_Required work_. Find the lines with "закладу" in them and copy them out.

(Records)
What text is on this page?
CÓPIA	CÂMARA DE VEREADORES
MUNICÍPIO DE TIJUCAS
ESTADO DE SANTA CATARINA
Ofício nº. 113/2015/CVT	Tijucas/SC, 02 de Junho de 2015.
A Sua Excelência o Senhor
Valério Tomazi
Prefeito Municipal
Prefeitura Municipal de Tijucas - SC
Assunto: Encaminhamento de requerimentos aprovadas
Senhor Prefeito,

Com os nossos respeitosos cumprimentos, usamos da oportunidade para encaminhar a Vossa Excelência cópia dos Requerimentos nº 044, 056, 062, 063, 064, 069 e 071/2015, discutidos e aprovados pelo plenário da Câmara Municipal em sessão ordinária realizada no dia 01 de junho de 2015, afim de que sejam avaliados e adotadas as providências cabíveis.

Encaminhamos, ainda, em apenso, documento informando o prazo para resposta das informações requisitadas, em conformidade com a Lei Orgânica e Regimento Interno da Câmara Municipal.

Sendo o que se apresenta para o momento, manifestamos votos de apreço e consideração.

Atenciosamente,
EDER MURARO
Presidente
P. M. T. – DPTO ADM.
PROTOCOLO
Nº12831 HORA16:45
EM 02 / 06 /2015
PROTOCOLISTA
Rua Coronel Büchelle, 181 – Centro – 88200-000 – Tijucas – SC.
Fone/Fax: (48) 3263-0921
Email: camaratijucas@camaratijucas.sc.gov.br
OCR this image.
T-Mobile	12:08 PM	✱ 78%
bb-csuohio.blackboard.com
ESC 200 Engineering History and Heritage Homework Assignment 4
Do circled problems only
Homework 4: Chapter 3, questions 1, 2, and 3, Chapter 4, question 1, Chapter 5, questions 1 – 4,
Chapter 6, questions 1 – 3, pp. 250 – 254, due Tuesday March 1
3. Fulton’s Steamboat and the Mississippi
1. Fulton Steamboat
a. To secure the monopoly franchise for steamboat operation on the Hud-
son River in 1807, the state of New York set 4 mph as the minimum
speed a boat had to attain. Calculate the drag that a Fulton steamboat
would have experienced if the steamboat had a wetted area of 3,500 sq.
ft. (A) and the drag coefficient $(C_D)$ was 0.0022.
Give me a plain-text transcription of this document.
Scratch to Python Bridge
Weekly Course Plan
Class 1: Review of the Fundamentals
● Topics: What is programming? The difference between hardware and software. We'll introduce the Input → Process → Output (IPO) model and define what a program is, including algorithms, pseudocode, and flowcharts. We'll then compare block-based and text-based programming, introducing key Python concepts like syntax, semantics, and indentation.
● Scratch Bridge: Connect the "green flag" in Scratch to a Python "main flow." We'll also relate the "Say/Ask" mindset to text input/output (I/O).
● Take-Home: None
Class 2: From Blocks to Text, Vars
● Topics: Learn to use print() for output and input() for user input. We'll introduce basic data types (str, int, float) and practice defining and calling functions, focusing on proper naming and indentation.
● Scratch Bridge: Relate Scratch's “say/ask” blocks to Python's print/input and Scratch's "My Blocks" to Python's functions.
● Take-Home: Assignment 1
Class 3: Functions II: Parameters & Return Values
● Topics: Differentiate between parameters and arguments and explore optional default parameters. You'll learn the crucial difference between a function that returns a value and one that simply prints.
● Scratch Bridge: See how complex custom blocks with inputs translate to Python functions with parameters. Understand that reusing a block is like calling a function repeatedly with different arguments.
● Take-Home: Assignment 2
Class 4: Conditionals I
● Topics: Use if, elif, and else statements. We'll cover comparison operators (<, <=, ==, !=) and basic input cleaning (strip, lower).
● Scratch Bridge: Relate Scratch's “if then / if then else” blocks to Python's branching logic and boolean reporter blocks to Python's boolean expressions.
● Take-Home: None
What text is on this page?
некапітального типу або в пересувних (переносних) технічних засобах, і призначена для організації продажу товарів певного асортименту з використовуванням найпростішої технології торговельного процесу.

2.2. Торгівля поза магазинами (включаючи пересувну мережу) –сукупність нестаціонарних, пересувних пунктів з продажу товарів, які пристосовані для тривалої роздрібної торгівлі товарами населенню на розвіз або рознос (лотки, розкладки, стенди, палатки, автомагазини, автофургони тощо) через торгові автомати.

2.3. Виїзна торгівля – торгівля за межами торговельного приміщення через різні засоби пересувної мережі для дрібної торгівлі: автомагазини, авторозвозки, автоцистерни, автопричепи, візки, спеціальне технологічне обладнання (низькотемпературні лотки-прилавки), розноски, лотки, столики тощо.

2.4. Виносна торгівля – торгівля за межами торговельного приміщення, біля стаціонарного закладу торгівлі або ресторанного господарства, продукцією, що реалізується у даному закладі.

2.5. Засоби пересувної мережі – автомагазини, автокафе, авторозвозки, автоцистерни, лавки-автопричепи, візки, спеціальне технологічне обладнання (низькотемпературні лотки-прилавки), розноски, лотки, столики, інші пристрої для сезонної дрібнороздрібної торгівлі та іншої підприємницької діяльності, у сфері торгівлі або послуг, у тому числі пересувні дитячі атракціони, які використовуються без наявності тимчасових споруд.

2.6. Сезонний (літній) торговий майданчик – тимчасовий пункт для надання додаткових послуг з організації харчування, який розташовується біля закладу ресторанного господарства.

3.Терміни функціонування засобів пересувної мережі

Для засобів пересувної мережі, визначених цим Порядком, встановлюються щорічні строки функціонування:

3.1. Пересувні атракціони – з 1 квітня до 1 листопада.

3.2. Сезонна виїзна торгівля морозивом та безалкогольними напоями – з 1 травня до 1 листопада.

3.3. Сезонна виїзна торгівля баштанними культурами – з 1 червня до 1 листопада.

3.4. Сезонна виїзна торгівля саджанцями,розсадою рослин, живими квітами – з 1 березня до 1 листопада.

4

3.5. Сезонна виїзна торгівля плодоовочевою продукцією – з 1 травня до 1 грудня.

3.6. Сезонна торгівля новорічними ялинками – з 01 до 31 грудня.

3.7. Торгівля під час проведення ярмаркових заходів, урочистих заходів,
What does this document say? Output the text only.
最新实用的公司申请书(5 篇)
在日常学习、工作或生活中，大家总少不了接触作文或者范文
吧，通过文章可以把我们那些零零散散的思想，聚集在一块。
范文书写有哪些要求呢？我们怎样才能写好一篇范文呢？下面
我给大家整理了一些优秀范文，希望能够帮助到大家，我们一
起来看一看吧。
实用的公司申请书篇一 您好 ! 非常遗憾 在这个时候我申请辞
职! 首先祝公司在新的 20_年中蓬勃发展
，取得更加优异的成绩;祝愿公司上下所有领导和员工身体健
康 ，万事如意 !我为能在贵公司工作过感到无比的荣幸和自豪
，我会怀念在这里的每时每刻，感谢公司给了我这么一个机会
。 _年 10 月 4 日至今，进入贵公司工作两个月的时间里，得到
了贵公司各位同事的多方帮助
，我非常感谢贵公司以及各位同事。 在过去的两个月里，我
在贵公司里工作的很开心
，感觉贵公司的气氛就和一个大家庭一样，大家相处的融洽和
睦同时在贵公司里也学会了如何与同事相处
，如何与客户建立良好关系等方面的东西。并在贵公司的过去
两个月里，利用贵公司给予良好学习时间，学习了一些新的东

_Completed task_.
2.4. Виносна торгівля – торгівля за межами торговельного приміщення, біля стаціонарного закладу торгівлі або ресторанного господарства, продукцією, що реалізується у даному закладі.
2.6. Сезонний (літній) торговий майданчик – тимчасовий пункт для надання додаткових послуг з організації харчування, який розташовується біля закладу ресторанного господарства.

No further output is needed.